## WHAT YOU NEED TO DO
Reproduce all entries verbatim, with nothing added or dropped.

## RECORDS SHOWN
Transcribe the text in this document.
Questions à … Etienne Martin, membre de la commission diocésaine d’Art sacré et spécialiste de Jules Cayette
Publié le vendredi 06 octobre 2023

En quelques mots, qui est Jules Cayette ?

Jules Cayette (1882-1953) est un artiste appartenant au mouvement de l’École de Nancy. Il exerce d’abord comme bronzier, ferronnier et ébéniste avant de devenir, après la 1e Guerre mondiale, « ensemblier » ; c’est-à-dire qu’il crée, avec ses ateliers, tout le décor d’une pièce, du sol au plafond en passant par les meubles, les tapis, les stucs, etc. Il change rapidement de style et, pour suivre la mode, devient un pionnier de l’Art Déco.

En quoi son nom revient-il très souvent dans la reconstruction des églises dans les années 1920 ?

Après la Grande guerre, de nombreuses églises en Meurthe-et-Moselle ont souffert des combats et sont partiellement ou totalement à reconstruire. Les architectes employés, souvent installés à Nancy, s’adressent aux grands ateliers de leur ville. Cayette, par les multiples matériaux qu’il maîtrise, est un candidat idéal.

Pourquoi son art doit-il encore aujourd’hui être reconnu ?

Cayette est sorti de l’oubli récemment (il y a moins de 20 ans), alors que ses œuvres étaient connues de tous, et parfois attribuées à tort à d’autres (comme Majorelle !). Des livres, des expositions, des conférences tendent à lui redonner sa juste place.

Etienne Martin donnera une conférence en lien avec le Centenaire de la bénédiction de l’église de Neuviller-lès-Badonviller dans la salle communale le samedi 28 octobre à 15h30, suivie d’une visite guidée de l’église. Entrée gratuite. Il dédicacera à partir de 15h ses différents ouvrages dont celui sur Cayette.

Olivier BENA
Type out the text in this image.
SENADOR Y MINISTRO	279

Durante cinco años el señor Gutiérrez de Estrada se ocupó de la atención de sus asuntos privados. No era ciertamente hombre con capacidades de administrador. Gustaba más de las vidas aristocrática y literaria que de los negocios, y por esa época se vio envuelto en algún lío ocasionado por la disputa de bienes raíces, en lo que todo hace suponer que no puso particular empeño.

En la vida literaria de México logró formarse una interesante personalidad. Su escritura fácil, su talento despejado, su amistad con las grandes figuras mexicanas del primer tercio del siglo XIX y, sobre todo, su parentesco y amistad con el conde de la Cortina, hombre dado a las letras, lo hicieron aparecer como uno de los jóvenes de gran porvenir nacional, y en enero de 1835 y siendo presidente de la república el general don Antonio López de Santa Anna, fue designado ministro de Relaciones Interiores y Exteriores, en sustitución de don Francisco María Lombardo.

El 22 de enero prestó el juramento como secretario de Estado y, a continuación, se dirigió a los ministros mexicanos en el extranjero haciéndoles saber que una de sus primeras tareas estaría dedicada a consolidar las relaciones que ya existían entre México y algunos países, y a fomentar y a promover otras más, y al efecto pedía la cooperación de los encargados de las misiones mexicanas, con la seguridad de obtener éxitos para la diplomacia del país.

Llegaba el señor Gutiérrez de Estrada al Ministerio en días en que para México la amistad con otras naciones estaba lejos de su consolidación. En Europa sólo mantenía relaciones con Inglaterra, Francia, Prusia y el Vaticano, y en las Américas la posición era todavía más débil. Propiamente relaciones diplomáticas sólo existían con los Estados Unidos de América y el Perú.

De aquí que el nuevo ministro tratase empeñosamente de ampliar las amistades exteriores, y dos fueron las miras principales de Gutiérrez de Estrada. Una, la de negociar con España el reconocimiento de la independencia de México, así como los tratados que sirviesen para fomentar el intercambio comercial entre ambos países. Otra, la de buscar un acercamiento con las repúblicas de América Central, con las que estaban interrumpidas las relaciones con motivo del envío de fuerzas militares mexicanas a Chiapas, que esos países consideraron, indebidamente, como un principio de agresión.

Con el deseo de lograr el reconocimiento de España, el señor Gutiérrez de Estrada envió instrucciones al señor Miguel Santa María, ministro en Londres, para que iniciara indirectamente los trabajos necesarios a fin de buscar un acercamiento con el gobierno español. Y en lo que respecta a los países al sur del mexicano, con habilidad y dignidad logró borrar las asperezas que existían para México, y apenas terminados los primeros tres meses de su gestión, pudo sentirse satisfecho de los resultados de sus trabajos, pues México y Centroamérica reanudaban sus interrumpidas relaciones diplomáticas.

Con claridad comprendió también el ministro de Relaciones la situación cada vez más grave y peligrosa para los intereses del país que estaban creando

## SOLUTION
Transcribe the text in this document.
Questions à … Etienne Martin, membre de la commission diocésaine d’Art sacré et spécialiste de Jules Cayette
Publié le vendredi 06 octobre 2023

En quelques mots, qui est Jules Cayette ?

Jules Cayette (1882-1953) est un artiste appartenant au mouvement de l’École de Nancy. Il exerce d’abord comme bronzier, ferronnier et ébéniste avant de devenir, après la 1e Guerre mondiale, « ensemblier » ; c’est-à-dire qu’il crée, avec ses ateliers, tout le décor d’une pièce, du sol au plafond en passant par les meubles, les tapis, les stucs, etc. Il change rapidement de style et, pour suivre la mode, devient un pionnier de l’Art Déco.

En quoi son nom revient-il très souvent dans la reconstruction des églises dans les années 1920 ?

Après la Grande guerre, de nombreuses églises en Meurthe-et-Moselle ont souffert des combats et sont partiellement ou totalement à reconstruire. Les architectes employés, souvent installés à Nancy, s’adressent aux grands ateliers de leur ville. Cayette, par les multiples matériaux qu’il maîtrise, est un candidat idéal.

Pourquoi son art doit-il encore aujourd’hui être reconnu ?

Cayette est sorti de l’oubli récemment (il y a moins de 20 ans), alors que ses œuvres étaient connues de tous, et parfois attribuées à tort à d’autres (comme Majorelle !). Des livres, des expositions, des conférences tendent à lui redonner sa juste place.

Etienne Martin donnera une conférence en lien avec le Centenaire de la bénédiction de l’église de Neuviller-lès-Badonviller dans la salle communale le samedi 28 octobre à 15h30, suivie d’une visite guidée de l’église. Entrée gratuite. Il dédicacera à partir de 15h ses différents ouvrages dont celui sur Cayette.

Olivier BENA
Type out the text in this image.
SENADOR Y MINISTRO	279

Durante cinco años el señor Gutiérrez de Estrada se ocupó de la atención de sus asuntos privados. No era ciertamente hombre con capacidades de administrador. Gustaba más de las vidas aristocrática y literaria que de los negocios, y por esa época se vio envuelto en algún lío ocasionado por la disputa de bienes raíces, en lo que todo hace suponer que no puso particular empeño.

En la vida literaria de México logró formarse una interesante personalidad. Su escritura fácil, su talento despejado, su amistad con las grandes figuras mexicanas del primer tercio del siglo XIX y, sobre todo, su parentesco y amistad con el conde de la Cortina, hombre dado a las letras, lo hicieron aparecer como uno de los jóvenes de gran porvenir nacional, y en enero de 1835 y siendo presidente de la república el general don Antonio López de Santa Anna, fue designado ministro de Relaciones Interiores y Exteriores, en sustitución de don Francisco María Lombardo.

El 22 de enero prestó el juramento como secretario de Estado y, a continuación, se dirigió a los ministros mexicanos en el extranjero haciéndoles saber que una de sus primeras tareas estaría dedicada a consolidar las relaciones que ya existían entre México y algunos países, y a fomentar y a promover otras más, y al efecto pedía la cooperación de los encargados de las misiones mexicanas, con la seguridad de obtener éxitos para la diplomacia del país.

Llegaba el señor Gutiérrez de Estrada al Ministerio en días en que para México la amistad con otras naciones estaba lejos de su consolidación. En Europa sólo mantenía relaciones con Inglaterra, Francia, Prusia y el Vaticano, y en las Américas la posición era todavía más débil. Propiamente relaciones diplomáticas sólo existían con los Estados Unidos de América y el Perú.

De aquí que el nuevo ministro tratase empeñosamente de ampliar las amistades exteriores, y dos fueron las miras principales de Gutiérrez de Estrada. Una, la de negociar con España el reconocimiento de la independencia de México, así como los tratados que sirviesen para fomentar el intercambio comercial entre ambos países. Otra, la de buscar un acercamiento con las repúblicas de América Central, con las que estaban interrumpidas las relaciones con motivo del envío de fuerzas militares mexicanas a Chiapas, que esos países consideraron, indebidamente, como un principio de agresión.

Con el deseo de lograr el reconocimiento de España, el señor Gutiérrez de Estrada envió instrucciones al señor Miguel Santa María, ministro en Londres, para que iniciara indirectamente los trabajos necesarios a fin de buscar un acercamiento con el gobierno español. Y en lo que respecta a los países al sur del mexicano, con habilidad y dignidad logró borrar las asperezas que existían para México, y apenas terminados los primeros tres meses de su gestión, pudo sentirse satisfecho de los resultados de sus trabajos, pues México y Centroamérica reanudaban sus interrumpidas relaciones diplomáticas.

Con claridad comprendió también el ministro de Relaciones la situación cada vez más grave y peligrosa para los intereses del país que estaban creando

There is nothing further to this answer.